• Data records:
========

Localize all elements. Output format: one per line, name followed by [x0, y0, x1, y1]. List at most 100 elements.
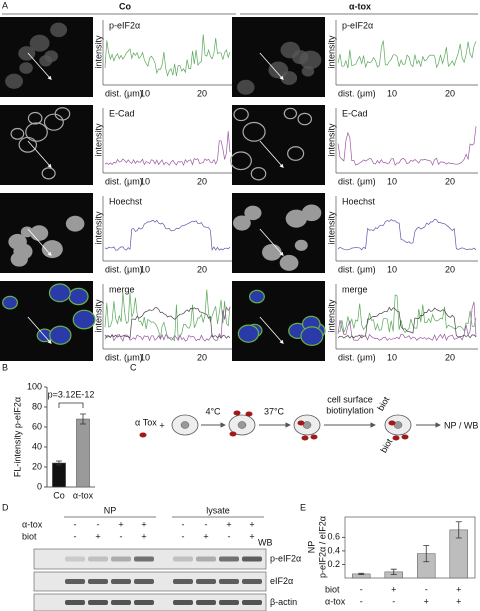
y-axis-label: intensity — [326, 123, 336, 157]
blot-band — [65, 600, 85, 605]
toxin — [301, 435, 309, 441]
intensity-profile — [337, 301, 477, 342]
y-tick-label: 20 — [32, 461, 42, 471]
cell-nucleus — [18, 136, 38, 153]
bar — [76, 418, 90, 488]
blot-band — [242, 600, 262, 605]
cell-nucleus — [301, 204, 322, 222]
treatment-mark: + — [141, 531, 146, 541]
blot-band — [219, 556, 239, 562]
x-tick-label: 20 — [445, 176, 455, 186]
cell-nucleus — [27, 111, 43, 125]
result-label: NP / WB — [444, 420, 478, 430]
x-axis-label: dist. (μm) — [105, 264, 143, 274]
blot-band — [242, 579, 262, 584]
treatment-label: biot — [22, 531, 37, 541]
x-tick-label: 10 — [140, 264, 150, 274]
intensity-profile — [104, 307, 231, 339]
x-tick-label: 10 — [387, 264, 397, 274]
blot-band — [196, 579, 216, 584]
blot-band — [196, 556, 216, 562]
treatment-mark: - — [360, 584, 363, 594]
cell-nucleus — [44, 50, 59, 63]
profile-line — [27, 228, 52, 257]
treatment-mark: + — [424, 596, 429, 606]
blot-label: eIF2α — [270, 576, 293, 586]
y-axis-label: intensity — [93, 123, 103, 157]
toxin — [388, 420, 396, 426]
intensity-profile — [337, 126, 477, 166]
cell-nucleus — [230, 151, 252, 171]
intensity-profile — [337, 294, 477, 334]
toxin — [310, 434, 318, 440]
treatment-mark: - — [360, 596, 363, 606]
error-bar — [423, 545, 430, 563]
panel-label: B — [2, 362, 8, 372]
x-tick-label: 10 — [387, 176, 397, 186]
y-tick-label: 0.6 — [327, 532, 340, 542]
plus-sign: + — [159, 420, 164, 430]
treatment-mark: + — [391, 584, 396, 594]
blot-band — [219, 600, 239, 605]
error-bar — [56, 460, 62, 466]
bar — [52, 462, 66, 488]
treatment-label: α-tox — [325, 596, 346, 606]
cell-nucleus — [233, 215, 251, 231]
treatment-mark: - — [182, 531, 185, 541]
blot-label: β-actin — [270, 597, 297, 607]
row-label: Hoechst — [109, 196, 143, 206]
x-tick-label: 20 — [445, 88, 455, 98]
profile-line — [259, 140, 284, 169]
toxin — [229, 431, 237, 437]
blot-band — [134, 579, 154, 584]
intensity-profile — [104, 306, 231, 342]
x-tick-label: 20 — [197, 88, 207, 98]
cell-nucleus — [180, 421, 190, 429]
row-label: merge — [109, 284, 135, 294]
treatment-mark: + — [141, 519, 146, 529]
blot-band — [111, 579, 131, 584]
x-tick-label: 10 — [140, 176, 150, 186]
treatment-mark: - — [97, 519, 100, 529]
cell-nucleus — [5, 73, 23, 89]
y-axis-label: intensity — [93, 299, 103, 333]
significance-bracket — [58, 402, 84, 408]
treatment-mark: - — [425, 584, 428, 594]
cell-nucleus — [20, 226, 34, 238]
row-label: p-eIF2α — [342, 20, 373, 30]
cell-nucleus — [237, 324, 260, 343]
x-axis-label: dist. (μm) — [338, 264, 376, 274]
treatment-label: biot — [325, 584, 340, 594]
panel-label: E — [300, 502, 306, 512]
x-tick-label: α-tox — [73, 490, 94, 500]
y-tick-label: 40 — [32, 441, 42, 451]
treatment-mark: - — [74, 531, 77, 541]
x-tick-label: 20 — [445, 352, 455, 362]
x-tick-label: 20 — [197, 352, 207, 362]
cell-nucleus — [244, 205, 262, 221]
cell-nucleus — [279, 254, 299, 271]
toxin — [139, 432, 147, 438]
step-label: 4°C — [205, 406, 221, 416]
y-tick-label: 80 — [32, 401, 42, 411]
x-axis-label: dist. (μm) — [105, 352, 143, 362]
cell-nucleus — [233, 107, 249, 122]
cell-nucleus — [294, 239, 308, 251]
intensity-profile — [104, 34, 231, 77]
treatment-mark: + — [456, 596, 461, 606]
x-axis-label: dist. (μm) — [338, 352, 376, 362]
profile-line — [259, 52, 284, 81]
blot-band — [88, 600, 108, 605]
plot-frame — [344, 516, 476, 579]
step-label: biotinylation — [326, 405, 374, 415]
cell-nucleus — [283, 107, 298, 120]
cell-nucleus — [19, 62, 33, 74]
cell-nucleus — [250, 166, 267, 181]
x-tick-label: 20 — [445, 264, 455, 274]
cell-nucleus — [65, 215, 85, 232]
toxin — [297, 420, 305, 426]
blot-band — [173, 556, 193, 562]
row-label: p-eIF2α — [109, 20, 140, 30]
blot-band — [196, 600, 216, 605]
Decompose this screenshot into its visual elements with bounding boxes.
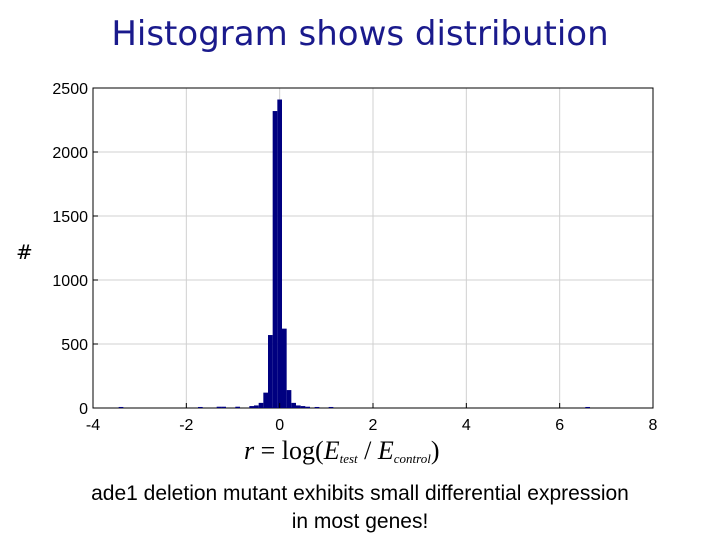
histogram-bar xyxy=(282,328,287,408)
x-tick-label: -2 xyxy=(179,417,193,434)
formula-r: r xyxy=(244,436,255,465)
caption-line-1: ade1 deletion mutant exhibits small diff… xyxy=(91,482,629,505)
formula-e-control: E xyxy=(377,436,394,465)
histogram-bar xyxy=(118,406,124,408)
ticks-layer: -4 -2 0 2 4 6 8 0 500 1000 1500 2000 2500 xyxy=(52,81,657,434)
histogram-bar xyxy=(263,392,268,408)
formula-control-sub: control xyxy=(393,451,431,466)
formula-close: ) xyxy=(430,436,440,465)
formula-log: log( xyxy=(281,436,324,465)
y-tick-label: 2500 xyxy=(52,81,88,98)
y-tick-label: 500 xyxy=(61,337,88,354)
histogram-bar xyxy=(296,405,301,408)
x-tick-label: 8 xyxy=(649,417,658,434)
histogram-bar xyxy=(254,405,259,408)
caption-line-2: in most genes! xyxy=(291,510,429,533)
histogram-bar xyxy=(277,99,282,408)
histogram-bar xyxy=(291,402,296,408)
x-tick-label: 2 xyxy=(369,417,378,434)
histogram-bar xyxy=(585,406,590,408)
histogram-bar xyxy=(328,406,334,408)
formula-slash: / xyxy=(364,436,372,465)
histogram-bar xyxy=(268,335,273,408)
histogram-bar xyxy=(216,406,222,408)
histogram-chart: -4 -2 0 2 4 6 8 0 500 1000 1500 2000 2500 xyxy=(52,81,657,434)
histogram-bar xyxy=(272,111,278,408)
histogram-bar xyxy=(314,406,320,408)
y-tick-label: 1000 xyxy=(52,273,88,290)
histogram-bar xyxy=(300,406,306,408)
y-tick-label: 1500 xyxy=(52,209,88,226)
histogram-bar xyxy=(286,390,292,408)
bars-layer xyxy=(118,99,590,408)
x-tick-label: 4 xyxy=(462,417,471,434)
histogram-bar xyxy=(249,406,254,408)
y-tick-label: 2000 xyxy=(52,145,88,162)
caption: ade1 deletion mutant exhibits small diff… xyxy=(0,480,720,536)
x-tick-label: 6 xyxy=(555,417,564,434)
y-tick-label: 0 xyxy=(79,401,88,418)
formula-test-sub: test xyxy=(339,451,358,466)
formula-eq: = xyxy=(260,436,276,465)
histogram-bar xyxy=(221,406,226,408)
histogram-bar xyxy=(305,406,310,408)
grid-layer xyxy=(93,88,653,408)
y-axis-symbol: # xyxy=(16,240,33,264)
x-tick-label: 0 xyxy=(275,417,284,434)
x-tick-label: -4 xyxy=(86,417,100,434)
histogram-bar xyxy=(235,406,240,408)
histogram-bar xyxy=(258,402,264,408)
histogram-bar xyxy=(198,406,203,408)
slide-title: Histogram shows distribution xyxy=(111,14,609,54)
x-axis-formula: r = log(Etest / Econtrol) xyxy=(244,436,440,467)
formula-e-test: E xyxy=(323,436,340,465)
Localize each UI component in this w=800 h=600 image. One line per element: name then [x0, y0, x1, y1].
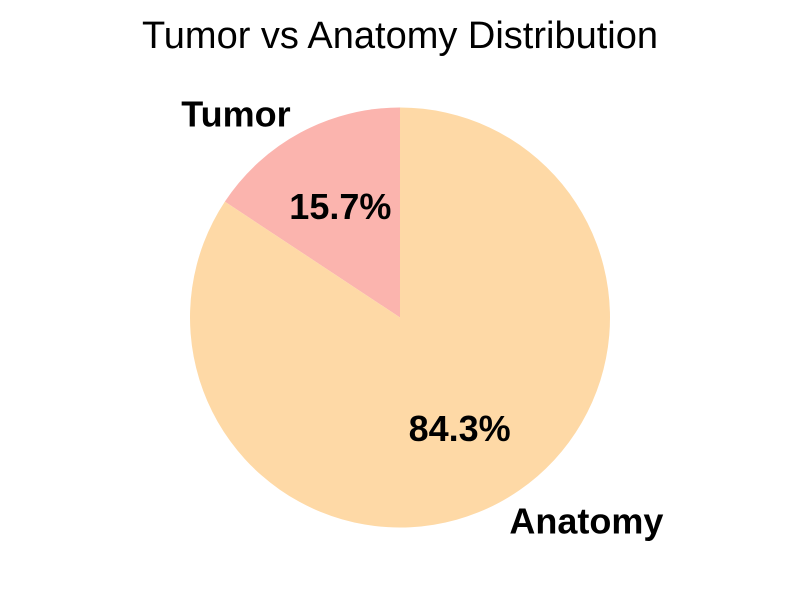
slice-label-tumor: Tumor [181, 94, 290, 135]
slice-pct-anatomy: 84.3% [409, 408, 511, 449]
pie-slices [190, 107, 611, 528]
chart-title: Tumor vs Anatomy Distribution [142, 15, 658, 57]
pie-slice-anatomy [190, 107, 611, 528]
slice-label-anatomy: Anatomy [509, 500, 663, 541]
pie-slice-tumor [224, 107, 400, 318]
slice-pct-tumor: 15.7% [289, 186, 391, 227]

========

• Description of the task:
Scan the listing above and copy all lines containing the word "panel".

• Task response:
panel-label: B — [2, 362, 8, 372]
panel-label: E — [300, 502, 306, 512]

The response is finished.